WHAT TO WORK ON: Quote the material below word for word, starting with the line that contains "cell-tanh: 0,85913: [518, 623, 566, 640]" and stopping after the line that contains "cell-cosh: 2,13196: [430, 837, 478, 854]".

PROVIDED MATERIAL:
++++

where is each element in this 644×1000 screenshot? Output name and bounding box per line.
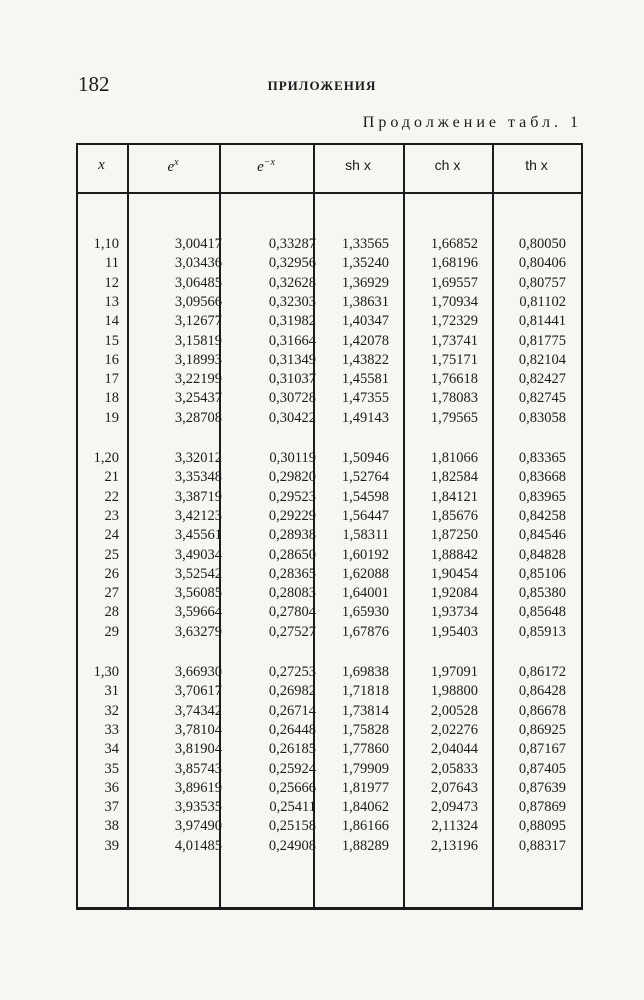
cell-tanh: 0,85913: [518, 623, 566, 640]
table-row: [76, 390, 583, 409]
table-row: [76, 255, 583, 274]
cell-tanh: 0,81102: [519, 293, 566, 310]
cell-exp-neg: 0,26714: [268, 702, 316, 719]
cell-x: 11: [105, 255, 119, 272]
cell-x: 14: [104, 313, 119, 330]
cell-sinh: 1,56447: [341, 507, 389, 524]
cell-exp-neg: 0,32628: [268, 274, 316, 291]
cell-x: 12: [104, 274, 119, 291]
cell-x: 23: [104, 507, 119, 524]
cell-cosh: 1,66852: [430, 236, 478, 252]
cell-cosh: 2,13196: [430, 837, 478, 854]
cell-cosh: 1,90454: [430, 565, 478, 582]
table-row: [76, 469, 583, 488]
cell-tanh: 0,80406: [518, 255, 566, 272]
cell-sinh: 1,36929: [341, 274, 389, 291]
cell-cosh: 1,98800: [430, 683, 478, 700]
cell-sinh: 1,67876: [341, 623, 389, 640]
cell-exp-neg: 0,27253: [268, 664, 316, 680]
table-row: [76, 527, 583, 546]
table-row: [76, 352, 583, 371]
cell-tanh: 0,86172: [518, 664, 566, 680]
table-row: [76, 566, 583, 585]
cell-exp-neg: 0,29229: [268, 507, 316, 524]
cell-tanh: 0,87639: [518, 779, 566, 796]
cell-x: 25: [104, 546, 119, 563]
cell-tanh: 0,86678: [518, 702, 566, 719]
cell-sinh: 1,84062: [341, 799, 389, 816]
cell-exp: 3,52542: [174, 565, 222, 582]
cell-x: 16: [104, 351, 119, 368]
cell-tanh: 0,81775: [518, 332, 566, 349]
cell-cosh: 1,78083: [430, 390, 478, 407]
cell-exp-neg: 0,25924: [268, 760, 316, 777]
header-exp-neg: $e^{-x}$: [257, 157, 275, 175]
cell-exp-neg: 0,29523: [268, 488, 316, 505]
cell-cosh: 1,69557: [430, 274, 478, 291]
cell-exp: 3,09566: [174, 293, 222, 310]
cell-sinh: 1,54598: [341, 488, 389, 505]
cell-cosh: 2,00528: [430, 702, 478, 719]
cell-tanh: 0,85648: [518, 604, 566, 621]
cell-sinh: 1,65930: [341, 604, 389, 621]
cell-tanh: 0,82745: [518, 390, 566, 407]
cell-exp: 3,35348: [174, 469, 222, 486]
cell-sinh: 1,81977: [341, 779, 389, 796]
cell-exp: 3,25437: [174, 390, 222, 407]
table-row: [76, 664, 583, 683]
cell-exp: 3,74342: [174, 702, 222, 719]
cell-x: 24: [104, 527, 119, 544]
cell-cosh: 1,81066: [430, 450, 478, 466]
cell-x: 39: [104, 837, 119, 854]
table-row: [76, 371, 583, 390]
header-tanh: th x: [525, 157, 548, 173]
table-continuation-caption: Продолжение табл. 1: [362, 114, 582, 131]
cell-tanh: 0,81441: [518, 313, 566, 330]
table-row: [76, 780, 583, 799]
cell-tanh: 0,88317: [518, 837, 566, 854]
cell-exp-neg: 0,29820: [268, 469, 316, 486]
cell-cosh: 1,85676: [430, 507, 478, 524]
cell-sinh: 1,69838: [341, 664, 389, 680]
cell-tanh: 0,84258: [518, 507, 566, 524]
cell-exp: 3,00417: [174, 236, 222, 252]
cell-tanh: 0,87405: [518, 760, 566, 777]
cell-x: 1,10: [93, 236, 119, 252]
cell-sinh: 1,58311: [342, 527, 389, 544]
cell-exp-neg: 0,25666: [268, 779, 316, 796]
cell-exp: 3,42123: [174, 507, 222, 524]
cell-cosh: 2,04044: [430, 741, 478, 758]
cell-tanh: 0,87167: [518, 741, 566, 758]
cell-tanh: 0,82427: [518, 371, 566, 388]
cell-exp-neg: 0,31349: [268, 351, 316, 368]
cell-x: 36: [104, 779, 119, 796]
cell-exp-neg: 0,25158: [268, 818, 316, 835]
running-head: ПРИЛОЖЕНИЯ: [267, 78, 377, 93]
table-bottom-rule: [76, 907, 583, 910]
cell-exp: 3,32012: [174, 450, 222, 466]
cell-sinh: 1,71818: [341, 683, 389, 700]
cell-exp-neg: 0,31664: [268, 332, 316, 349]
cell-tanh: 0,80757: [518, 274, 566, 291]
cell-sinh: 1,43822: [341, 351, 389, 368]
table-row: [76, 799, 583, 818]
cell-exp-neg: 0,27527: [268, 623, 316, 640]
cell-x: 29: [104, 623, 119, 640]
cell-tanh: 0,84828: [518, 546, 566, 563]
cell-exp-neg: 0,30728: [268, 390, 316, 407]
cell-sinh: 1,50946: [341, 450, 389, 466]
cell-cosh: 1,82584: [430, 469, 478, 486]
cell-exp-neg: 0,28938: [268, 527, 316, 544]
cell-cosh: 2,05833: [430, 760, 478, 777]
cell-exp: 4,01485: [174, 837, 222, 854]
cell-exp-neg: 0,24908: [268, 837, 316, 854]
cell-exp-neg: 0,26448: [268, 721, 316, 738]
cell-x: 34: [104, 741, 119, 758]
cell-x: 31: [104, 683, 119, 700]
table-row: [76, 275, 583, 294]
cell-x: 35: [104, 760, 119, 777]
table-row: [76, 508, 583, 527]
table-row: [76, 236, 583, 255]
header-x: x: [98, 157, 105, 173]
header-sinh: sh x: [345, 157, 371, 173]
cell-cosh: 2,07643: [430, 779, 478, 796]
cell-exp-neg: 0,31982: [268, 313, 316, 330]
cell-x: 26: [104, 565, 119, 582]
cell-x: 37: [104, 799, 119, 816]
cell-sinh: 1,35240: [341, 255, 389, 272]
cell-cosh: 1,72329: [430, 313, 478, 330]
cell-tanh: 0,85380: [518, 585, 566, 602]
cell-cosh: 1,88842: [430, 546, 478, 563]
cell-tanh: 0,84546: [518, 527, 566, 544]
cell-x: 22: [104, 488, 119, 505]
cell-x: 27: [104, 585, 119, 602]
cell-sinh: 1,88289: [341, 837, 389, 854]
cell-exp: 3,18993: [174, 351, 222, 368]
cell-exp-neg: 0,30422: [268, 409, 316, 426]
cell-tanh: 0,85106: [518, 565, 566, 582]
cell-cosh: 1,95403: [430, 623, 478, 640]
cell-sinh: 1,79909: [341, 760, 389, 777]
cell-cosh: 1,97091: [430, 664, 478, 680]
cell-exp: 3,06485: [174, 274, 222, 291]
table-row: [76, 683, 583, 702]
cell-exp-neg: 0,28365: [268, 565, 316, 582]
cell-sinh: 1,47355: [341, 390, 389, 407]
table-row: [76, 547, 583, 566]
cell-cosh: 2,11324: [431, 818, 478, 835]
cell-cosh: 2,02276: [430, 721, 478, 738]
cell-sinh: 1,62088: [341, 565, 389, 582]
cell-exp-neg: 0,32303: [268, 293, 316, 310]
cell-exp-neg: 0,30119: [269, 450, 316, 466]
cell-exp: 3,22199: [174, 371, 222, 388]
cell-sinh: 1,45581: [341, 371, 389, 388]
cell-tanh: 0,83668: [518, 469, 566, 486]
cell-cosh: 1,68196: [430, 255, 478, 272]
cell-sinh: 1,73814: [341, 702, 389, 719]
header-cosh: ch x: [434, 157, 461, 173]
table-row: [76, 604, 583, 623]
table-row: [76, 333, 583, 352]
cell-exp: 3,45561: [174, 527, 222, 544]
cell-sinh: 1,77860: [341, 741, 389, 758]
cell-exp-neg: 0,26185: [268, 741, 316, 758]
cell-exp-neg: 0,32956: [268, 255, 316, 272]
table-row: [76, 450, 583, 469]
cell-tanh: 0,83965: [518, 488, 566, 505]
cell-x: 38: [104, 818, 119, 835]
cell-sinh: 1,49143: [341, 409, 389, 426]
cell-exp: 3,28708: [174, 409, 222, 426]
table-row: [76, 313, 583, 332]
cell-exp-neg: 0,28650: [268, 546, 316, 563]
cell-x: 21: [104, 469, 119, 486]
cell-tanh: 0,87869: [518, 799, 566, 816]
cell-x: 33: [104, 721, 119, 738]
cell-exp-neg: 0,31037: [268, 371, 316, 388]
cell-exp: 3,85743: [174, 760, 222, 777]
table-row: [76, 294, 583, 313]
cell-sinh: 1,60192: [341, 546, 389, 563]
cell-x: 18: [104, 390, 119, 407]
cell-exp: 3,81904: [174, 741, 222, 758]
cell-cosh: 1,93734: [430, 604, 478, 621]
cell-exp: 3,56085: [174, 585, 222, 602]
page-number: 182: [78, 72, 110, 96]
cell-x: 28: [104, 604, 119, 621]
cell-tanh: 0,86925: [518, 721, 566, 738]
cell-exp: 3,97490: [174, 818, 222, 835]
cell-x: 17: [104, 371, 119, 388]
cell-sinh: 1,86166: [341, 818, 389, 835]
cell-exp: 3,93535: [174, 799, 222, 816]
cell-exp: 3,38719: [174, 488, 222, 505]
cell-exp-neg: 0,27804: [268, 604, 316, 621]
table-row: [76, 722, 583, 741]
cell-cosh: 1,75171: [430, 351, 478, 368]
cell-cosh: 2,09473: [430, 799, 478, 816]
values-table: [76, 143, 583, 908]
cell-exp-neg: 0,26982: [268, 683, 316, 700]
cell-exp: 3,63279: [174, 623, 222, 640]
table-row: [76, 761, 583, 780]
cell-cosh: 1,76618: [430, 371, 478, 388]
cell-sinh: 1,40347: [341, 313, 389, 330]
cell-tanh: 0,80050: [518, 236, 566, 252]
table-top-rule: [76, 143, 583, 145]
table-row: [76, 489, 583, 508]
cell-tanh: 0,83365: [518, 450, 566, 466]
cell-sinh: 1,33565: [341, 236, 389, 252]
cell-tanh: 0,82104: [518, 351, 566, 368]
cell-exp: 3,66930: [174, 664, 222, 680]
cell-exp-neg: 0,28083: [268, 585, 316, 602]
cell-sinh: 1,75828: [341, 721, 389, 738]
header-exp: $e^x$: [167, 157, 179, 175]
cell-cosh: 1,84121: [430, 488, 478, 505]
cell-cosh: 1,92084: [430, 585, 478, 602]
cell-tanh: 0,83058: [518, 409, 566, 426]
cell-cosh: 1,79565: [430, 409, 478, 426]
cell-x: 1,20: [93, 450, 119, 466]
cell-tanh: 0,86428: [518, 683, 566, 700]
cell-sinh: 1,64001: [341, 585, 389, 602]
cell-x: 15: [104, 332, 119, 349]
cell-cosh: 1,73741: [430, 332, 478, 349]
cell-x: 19: [104, 409, 119, 426]
table-row: [76, 585, 583, 604]
table-row: [76, 703, 583, 722]
cell-exp-neg: 0,33287: [268, 236, 316, 252]
cell-x: 1,30: [93, 664, 119, 680]
cell-exp: 3,89619: [174, 779, 222, 796]
table-row: [76, 410, 583, 429]
cell-cosh: 1,70934: [430, 293, 478, 310]
cell-x: 13: [104, 293, 119, 310]
cell-exp: 3,03436: [174, 255, 222, 272]
table-row: [76, 838, 583, 857]
cell-sinh: 1,38631: [341, 293, 389, 310]
table-row: [76, 818, 583, 837]
cell-exp-neg: 0,25411: [269, 799, 316, 816]
cell-exp: 3,12677: [174, 313, 222, 330]
cell-tanh: 0,88095: [518, 818, 566, 835]
cell-x: 32: [104, 702, 119, 719]
cell-exp: 3,59664: [174, 604, 222, 621]
cell-sinh: 1,42078: [341, 332, 389, 349]
table-row: [76, 624, 583, 643]
table-row: [76, 741, 583, 760]
cell-exp: 3,15819: [174, 332, 222, 349]
cell-exp: 3,49034: [174, 546, 222, 563]
cell-cosh: 1,87250: [430, 527, 478, 544]
cell-exp: 3,70617: [174, 683, 222, 700]
cell-exp: 3,78104: [174, 721, 222, 738]
cell-sinh: 1,52764: [341, 469, 389, 486]
table-header-rule: [76, 192, 583, 194]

++++

RESULT BELOW:
cell-tanh: 0,85913: [518, 623, 566, 640]
table-row: [76, 390, 583, 409]
table-row: [76, 255, 583, 274]
cell-tanh: 0,81102: [519, 293, 566, 310]
cell-exp-neg: 0,26714: [268, 702, 316, 719]
cell-x: 11: [105, 255, 119, 272]
cell-x: 14: [104, 313, 119, 330]
cell-sinh: 1,56447: [341, 507, 389, 524]
cell-exp-neg: 0,32628: [268, 274, 316, 291]
cell-x: 12: [104, 274, 119, 291]
cell-x: 23: [104, 507, 119, 524]
cell-cosh: 1,66852: [430, 236, 478, 252]
cell-cosh: 2,13196: [430, 837, 478, 854]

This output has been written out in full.